WHAT IS ASKED:
Give again only what runs from the line with "Output a JSON" to the final line of the entries below, exactly as written and without pictures.

TASK MATERIAL:
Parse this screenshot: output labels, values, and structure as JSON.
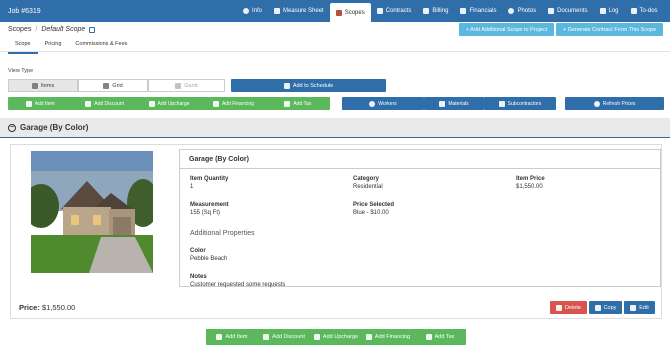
{
  "header": {
    "job": "Job #6319",
    "nav": [
      {
        "label": "Info",
        "icon": "info-icon"
      },
      {
        "label": "Measure Sheet",
        "icon": "ruler-icon"
      },
      {
        "label": "Scopes",
        "icon": "scopes-icon",
        "active": true
      },
      {
        "label": "Contracts",
        "icon": "pen-icon"
      },
      {
        "label": "Billing",
        "icon": "billing-icon"
      },
      {
        "label": "Financials",
        "icon": "financials-icon"
      },
      {
        "label": "Photos",
        "icon": "camera-icon"
      },
      {
        "label": "Documents",
        "icon": "documents-icon"
      },
      {
        "label": "Log",
        "icon": "log-icon"
      },
      {
        "label": "To-dos",
        "icon": "list-icon"
      }
    ]
  },
  "breadcrumb": {
    "root": "Scopes",
    "sep": "/",
    "current": "Default Scope"
  },
  "actions": {
    "add_scope": "+ Add Additional Scope to Project",
    "gen_contract": "+ Generate Contract From This Scope"
  },
  "subtabs": [
    "Scope",
    "Pricing",
    "Commissions & Fees"
  ],
  "view": {
    "label": "View Type",
    "items": "Items",
    "grid": "Grid",
    "gantt": "Gantt",
    "schedule": "Add to Schedule"
  },
  "toolbar": {
    "green": [
      "Add Item",
      "Add Discount",
      "Add Upcharge",
      "Add Financing",
      "Add Tax"
    ],
    "workers": "Workers",
    "materials": "Materials",
    "subcontractors": "Subcontractors",
    "refresh": "Refresh Prices"
  },
  "section": {
    "title": "Garage (By Color)"
  },
  "card": {
    "title": "Garage (By Color)",
    "item_quantity_label": "Item Quantity",
    "item_quantity": "1",
    "category_label": "Category",
    "category": "Residential",
    "item_price_label": "Item Price",
    "item_price": "$1,550.00",
    "measurement_label": "Measurement",
    "measurement": "155 (Sq Ft)",
    "price_selected_label": "Price Selected",
    "price_selected": "Blue - $10.00",
    "additional": "Additional Properties",
    "color_label": "Color",
    "color": "Pebble Beach",
    "notes_label": "Notes",
    "notes": "Customer requested some requests",
    "price_label": "Price:",
    "price": "$1,550.00",
    "delete": "Delete",
    "copy": "Copy",
    "edit": "Edit"
  },
  "bottombar": [
    "Add Item",
    "Add Discount",
    "Add Upcharge",
    "Add Financing",
    "Add Tax"
  ],
  "colors": {
    "primary": "#2f6ea8",
    "green": "#5cb85c",
    "info": "#5bb7de",
    "danger": "#d9534f"
  }
}
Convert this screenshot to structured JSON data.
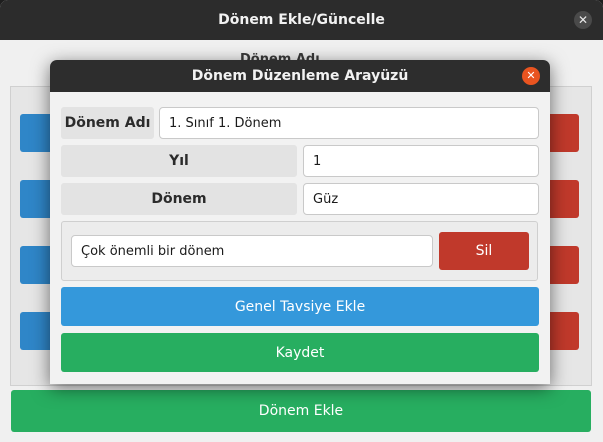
{
  "outer_window": {
    "title": "Dönem Ekle/Güncelle",
    "partial_heading": "Dönem Adı",
    "close_glyph": "✕",
    "add_term_label": "Dönem Ekle"
  },
  "dialog": {
    "title": "Dönem Düzenleme Arayüzü",
    "close_glyph": "✕",
    "fields": {
      "term_name_label": "Dönem Adı",
      "term_name_value": "1. Sınıf 1. Dönem",
      "year_label": "Yıl",
      "year_value": "1",
      "semester_label": "Dönem",
      "semester_value": "Güz"
    },
    "note": {
      "value": "Çok önemli bir dönem",
      "delete_label": "Sil"
    },
    "add_general_advice_label": "Genel Tavsiye Ekle",
    "save_label": "Kaydet"
  },
  "colors": {
    "accent_blue": "#3498db",
    "danger_red": "#c0392b",
    "success_green": "#27ae60",
    "close_orange": "#e95420",
    "titlebar_dark": "#2d2d2d"
  }
}
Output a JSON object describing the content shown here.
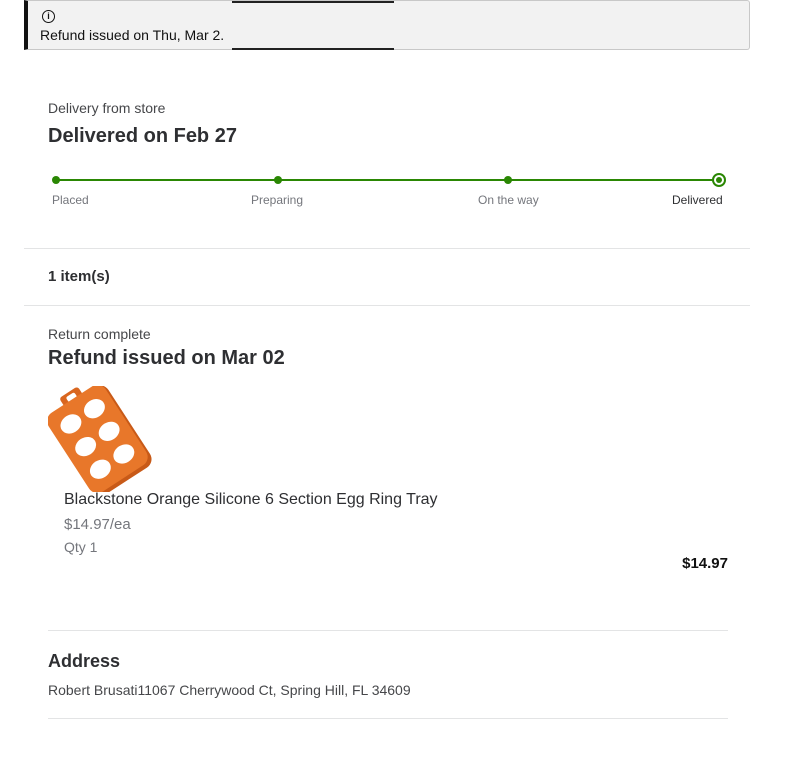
{
  "banner": {
    "icon": "info-icon",
    "message": "Refund issued on Thu, Mar 2."
  },
  "delivery": {
    "source": "Delivery from store",
    "status_title": "Delivered on Feb 27",
    "steps": [
      {
        "label": "Placed",
        "state": "complete"
      },
      {
        "label": "Preparing",
        "state": "complete"
      },
      {
        "label": "On the way",
        "state": "complete"
      },
      {
        "label": "Delivered",
        "state": "current"
      }
    ],
    "progress_color": "#2a8703"
  },
  "items_count": "1 item(s)",
  "return": {
    "status": "Return complete",
    "title": "Refund issued on Mar 02"
  },
  "product": {
    "name": "Blackstone Orange Silicone 6 Section Egg Ring Tray",
    "unit_price": "$14.97/ea",
    "qty": "Qty 1",
    "total": "$14.97",
    "image_color": "#e8772a"
  },
  "address": {
    "title": "Address",
    "text": "Robert Brusati11067 Cherrywood Ct, Spring Hill, FL 34609"
  }
}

OUTPUT BELOW:
Output a JSON object describing the content shown here.
{
  "banner": {
    "icon": "info-icon",
    "message": "Refund issued on Thu, Mar 2."
  },
  "delivery": {
    "source": "Delivery from store",
    "status_title": "Delivered on Feb 27",
    "steps": [
      {
        "label": "Placed",
        "state": "complete"
      },
      {
        "label": "Preparing",
        "state": "complete"
      },
      {
        "label": "On the way",
        "state": "complete"
      },
      {
        "label": "Delivered",
        "state": "current"
      }
    ],
    "progress_color": "#2a8703"
  },
  "items_count": "1 item(s)",
  "return": {
    "status": "Return complete",
    "title": "Refund issued on Mar 02"
  },
  "product": {
    "name": "Blackstone Orange Silicone 6 Section Egg Ring Tray",
    "unit_price": "$14.97/ea",
    "qty": "Qty 1",
    "total": "$14.97",
    "image_color": "#e8772a"
  },
  "address": {
    "title": "Address",
    "text": "Robert Brusati11067 Cherrywood Ct, Spring Hill, FL 34609"
  }
}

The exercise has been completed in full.